··· Data shown ···
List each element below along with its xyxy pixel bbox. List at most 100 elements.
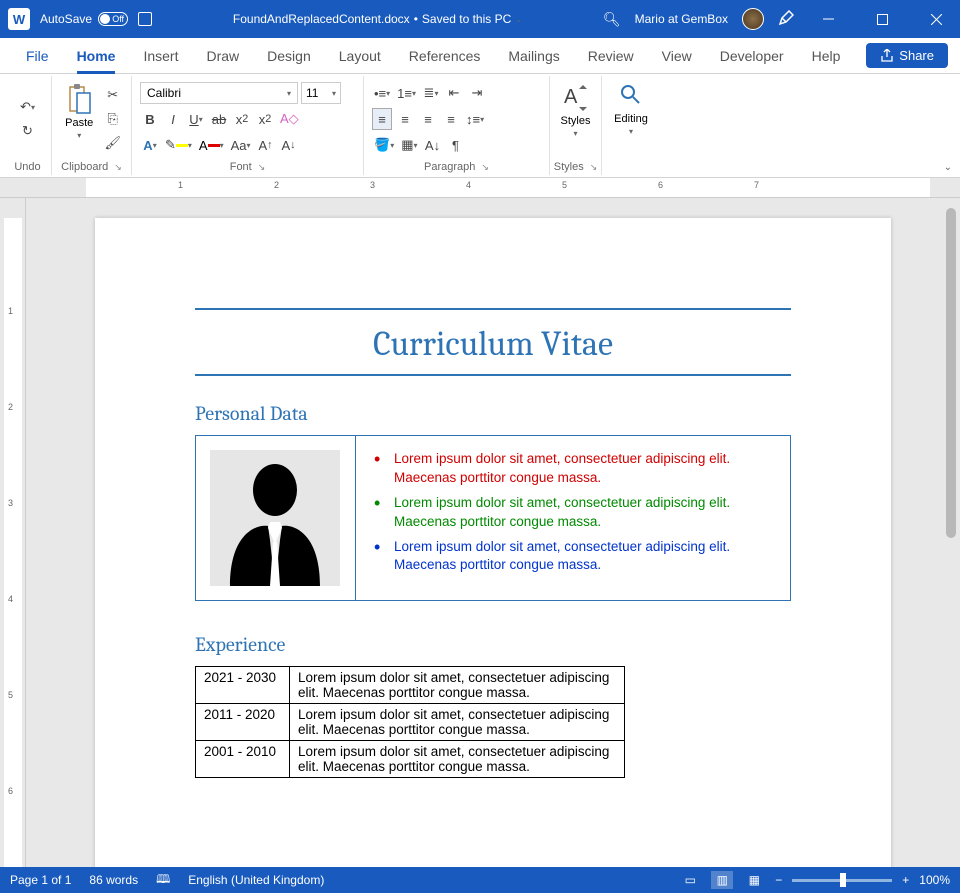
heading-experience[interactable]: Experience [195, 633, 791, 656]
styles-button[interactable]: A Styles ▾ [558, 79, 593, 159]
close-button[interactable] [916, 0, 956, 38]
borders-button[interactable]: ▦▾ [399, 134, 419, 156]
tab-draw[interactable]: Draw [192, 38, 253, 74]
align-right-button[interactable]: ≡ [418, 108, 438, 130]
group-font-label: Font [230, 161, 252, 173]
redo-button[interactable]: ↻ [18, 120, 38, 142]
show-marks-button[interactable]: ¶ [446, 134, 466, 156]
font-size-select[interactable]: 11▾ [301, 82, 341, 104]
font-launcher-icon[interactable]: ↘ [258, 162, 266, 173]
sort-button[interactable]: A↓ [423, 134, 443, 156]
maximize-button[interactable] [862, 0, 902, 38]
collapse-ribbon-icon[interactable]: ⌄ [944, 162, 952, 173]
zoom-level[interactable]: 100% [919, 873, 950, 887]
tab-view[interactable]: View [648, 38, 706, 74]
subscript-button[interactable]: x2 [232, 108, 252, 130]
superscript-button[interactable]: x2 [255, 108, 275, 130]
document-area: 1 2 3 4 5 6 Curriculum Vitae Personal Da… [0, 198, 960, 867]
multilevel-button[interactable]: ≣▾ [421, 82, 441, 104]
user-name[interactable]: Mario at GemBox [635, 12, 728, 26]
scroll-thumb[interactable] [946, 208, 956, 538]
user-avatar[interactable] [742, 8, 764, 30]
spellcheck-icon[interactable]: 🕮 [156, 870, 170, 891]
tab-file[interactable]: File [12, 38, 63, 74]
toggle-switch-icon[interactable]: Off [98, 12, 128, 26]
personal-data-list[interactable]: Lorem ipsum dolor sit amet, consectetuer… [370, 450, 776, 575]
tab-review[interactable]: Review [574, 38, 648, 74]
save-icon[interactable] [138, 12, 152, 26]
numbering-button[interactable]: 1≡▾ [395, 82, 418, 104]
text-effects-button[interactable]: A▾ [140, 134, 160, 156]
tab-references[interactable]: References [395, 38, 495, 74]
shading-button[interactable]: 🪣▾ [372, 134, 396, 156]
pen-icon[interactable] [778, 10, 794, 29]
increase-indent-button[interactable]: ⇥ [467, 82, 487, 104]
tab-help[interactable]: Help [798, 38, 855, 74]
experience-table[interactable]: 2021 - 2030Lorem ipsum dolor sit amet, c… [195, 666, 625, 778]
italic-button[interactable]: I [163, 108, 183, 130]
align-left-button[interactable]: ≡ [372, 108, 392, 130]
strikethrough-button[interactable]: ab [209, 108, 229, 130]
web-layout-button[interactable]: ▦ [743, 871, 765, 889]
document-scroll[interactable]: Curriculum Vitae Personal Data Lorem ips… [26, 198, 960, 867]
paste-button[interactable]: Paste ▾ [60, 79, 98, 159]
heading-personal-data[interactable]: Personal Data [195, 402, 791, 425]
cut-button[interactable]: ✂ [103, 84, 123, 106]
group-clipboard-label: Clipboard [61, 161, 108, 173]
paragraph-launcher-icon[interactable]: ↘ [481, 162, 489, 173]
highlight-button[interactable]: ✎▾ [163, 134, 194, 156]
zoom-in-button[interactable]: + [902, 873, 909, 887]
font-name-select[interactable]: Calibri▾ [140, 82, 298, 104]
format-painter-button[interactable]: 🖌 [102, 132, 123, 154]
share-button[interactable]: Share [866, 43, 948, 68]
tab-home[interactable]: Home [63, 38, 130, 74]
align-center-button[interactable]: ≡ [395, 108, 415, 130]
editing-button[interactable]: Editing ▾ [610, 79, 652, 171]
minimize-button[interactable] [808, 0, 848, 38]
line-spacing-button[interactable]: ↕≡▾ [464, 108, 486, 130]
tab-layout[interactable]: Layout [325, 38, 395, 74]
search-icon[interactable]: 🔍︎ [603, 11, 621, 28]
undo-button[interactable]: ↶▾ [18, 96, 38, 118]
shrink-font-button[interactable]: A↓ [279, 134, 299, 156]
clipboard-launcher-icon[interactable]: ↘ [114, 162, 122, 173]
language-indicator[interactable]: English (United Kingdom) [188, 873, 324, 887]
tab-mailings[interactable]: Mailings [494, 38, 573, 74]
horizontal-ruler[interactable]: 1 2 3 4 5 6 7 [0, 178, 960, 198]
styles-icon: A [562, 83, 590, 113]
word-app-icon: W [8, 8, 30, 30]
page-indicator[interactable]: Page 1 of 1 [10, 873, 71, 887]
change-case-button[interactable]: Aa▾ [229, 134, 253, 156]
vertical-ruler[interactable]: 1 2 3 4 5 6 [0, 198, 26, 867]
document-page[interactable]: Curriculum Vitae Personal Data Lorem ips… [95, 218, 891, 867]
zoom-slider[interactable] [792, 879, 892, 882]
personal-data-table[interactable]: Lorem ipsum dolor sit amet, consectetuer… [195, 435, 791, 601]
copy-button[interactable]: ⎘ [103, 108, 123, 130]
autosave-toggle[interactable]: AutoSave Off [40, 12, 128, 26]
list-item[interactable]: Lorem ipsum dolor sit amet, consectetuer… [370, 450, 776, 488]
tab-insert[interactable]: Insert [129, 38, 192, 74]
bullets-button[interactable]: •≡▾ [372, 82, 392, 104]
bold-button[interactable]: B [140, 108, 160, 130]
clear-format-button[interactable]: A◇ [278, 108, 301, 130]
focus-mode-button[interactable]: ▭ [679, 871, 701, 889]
···
Written instruction:
Reproduce the records above line for line, with no changes, and omit any picture.

Answer for the task:
List each element below along with its xyxy pixel bbox. List at most 100 elements.
heading-experience[interactable]: Experience [195, 633, 791, 656]
styles-button[interactable]: A Styles ▾ [558, 79, 593, 159]
close-button[interactable] [916, 0, 956, 38]
borders-button[interactable]: ▦▾ [399, 134, 419, 156]
tab-draw[interactable]: Draw [192, 38, 253, 74]
align-right-button[interactable]: ≡ [418, 108, 438, 130]
group-font-label: Font [230, 161, 252, 173]
redo-button[interactable]: ↻ [18, 120, 38, 142]
show-marks-button[interactable]: ¶ [446, 134, 466, 156]
font-size-select[interactable]: 11▾ [301, 82, 341, 104]
font-launcher-icon[interactable]: ↘ [258, 162, 266, 173]
sort-button[interactable]: A↓ [423, 134, 443, 156]
maximize-button[interactable] [862, 0, 902, 38]
collapse-ribbon-icon[interactable]: ⌄ [944, 162, 952, 173]
zoom-level[interactable]: 100% [919, 873, 950, 887]
tab-view[interactable]: View [648, 38, 706, 74]
subscript-button[interactable]: x2 [232, 108, 252, 130]
superscript-button[interactable]: x2 [255, 108, 275, 130]
document-area: 1 2 3 4 5 6 Curriculum Vitae Personal Da… [0, 198, 960, 867]
multilevel-button[interactable]: ≣▾ [421, 82, 441, 104]
user-name[interactable]: Mario at GemBox [635, 12, 728, 26]
scroll-thumb[interactable] [946, 208, 956, 538]
user-avatar[interactable] [742, 8, 764, 30]
spellcheck-icon[interactable]: 🕮 [156, 870, 170, 891]
tab-file[interactable]: File [12, 38, 63, 74]
toggle-switch-icon[interactable]: Off [98, 12, 128, 26]
personal-data-list[interactable]: Lorem ipsum dolor sit amet, consectetuer… [370, 450, 776, 575]
tab-review[interactable]: Review [574, 38, 648, 74]
save-icon[interactable] [138, 12, 152, 26]
numbering-button[interactable]: 1≡▾ [395, 82, 418, 104]
text-effects-button[interactable]: A▾ [140, 134, 160, 156]
tab-references[interactable]: References [395, 38, 495, 74]
shading-button[interactable]: 🪣▾ [372, 134, 396, 156]
pen-icon[interactable] [778, 10, 794, 29]
increase-indent-button[interactable]: ⇥ [467, 82, 487, 104]
tab-help[interactable]: Help [798, 38, 855, 74]
experience-table[interactable]: 2021 - 2030Lorem ipsum dolor sit amet, c… [195, 666, 625, 778]
italic-button[interactable]: I [163, 108, 183, 130]
align-left-button[interactable]: ≡ [372, 108, 392, 130]
strikethrough-button[interactable]: ab [209, 108, 229, 130]
web-layout-button[interactable]: ▦ [743, 871, 765, 889]
document-scroll[interactable]: Curriculum Vitae Personal Data Lorem ips… [26, 198, 960, 867]
paste-button[interactable]: Paste ▾ [60, 79, 98, 159]
heading-personal-data[interactable]: Personal Data [195, 402, 791, 425]
cut-button[interactable]: ✂ [103, 84, 123, 106]
group-clipboard-label: Clipboard [61, 161, 108, 173]
paragraph-launcher-icon[interactable]: ↘ [481, 162, 489, 173]
highlight-button[interactable]: ✎▾ [163, 134, 194, 156]
zoom-in-button[interactable]: + [902, 873, 909, 887]
font-name-select[interactable]: Calibri▾ [140, 82, 298, 104]
format-painter-button[interactable]: 🖌 [102, 132, 123, 154]
share-button[interactable]: Share [866, 43, 948, 68]
tab-home[interactable]: Home [63, 38, 130, 74]
align-center-button[interactable]: ≡ [395, 108, 415, 130]
editing-button[interactable]: Editing ▾ [610, 79, 652, 171]
minimize-button[interactable] [808, 0, 848, 38]
line-spacing-button[interactable]: ↕≡▾ [464, 108, 486, 130]
tab-layout[interactable]: Layout [325, 38, 395, 74]
search-icon[interactable]: 🔍︎ [603, 11, 621, 28]
undo-button[interactable]: ↶▾ [18, 96, 38, 118]
shrink-font-button[interactable]: A↓ [279, 134, 299, 156]
clipboard-launcher-icon[interactable]: ↘ [114, 162, 122, 173]
language-indicator[interactable]: English (United Kingdom) [188, 873, 324, 887]
tab-mailings[interactable]: Mailings [494, 38, 573, 74]
horizontal-ruler[interactable]: 1 2 3 4 5 6 7 [0, 178, 960, 198]
styles-icon: A [562, 83, 590, 113]
word-app-icon: W [8, 8, 30, 30]
page-indicator[interactable]: Page 1 of 1 [10, 873, 71, 887]
change-case-button[interactable]: Aa▾ [229, 134, 253, 156]
vertical-ruler[interactable]: 1 2 3 4 5 6 [0, 198, 26, 867]
document-page[interactable]: Curriculum Vitae Personal Data Lorem ips… [95, 218, 891, 867]
zoom-slider[interactable] [792, 879, 892, 882]
personal-data-table[interactable]: Lorem ipsum dolor sit amet, consectetuer… [195, 435, 791, 601]
copy-button[interactable]: ⎘ [103, 108, 123, 130]
autosave-toggle[interactable]: AutoSave Off [40, 12, 128, 26]
list-item[interactable]: Lorem ipsum dolor sit amet, consectetuer… [370, 450, 776, 488]
tab-insert[interactable]: Insert [129, 38, 192, 74]
bullets-button[interactable]: •≡▾ [372, 82, 392, 104]
bold-button[interactable]: B [140, 108, 160, 130]
clear-format-button[interactable]: A◇ [278, 108, 301, 130]
focus-mode-button[interactable]: ▭ [679, 871, 701, 889]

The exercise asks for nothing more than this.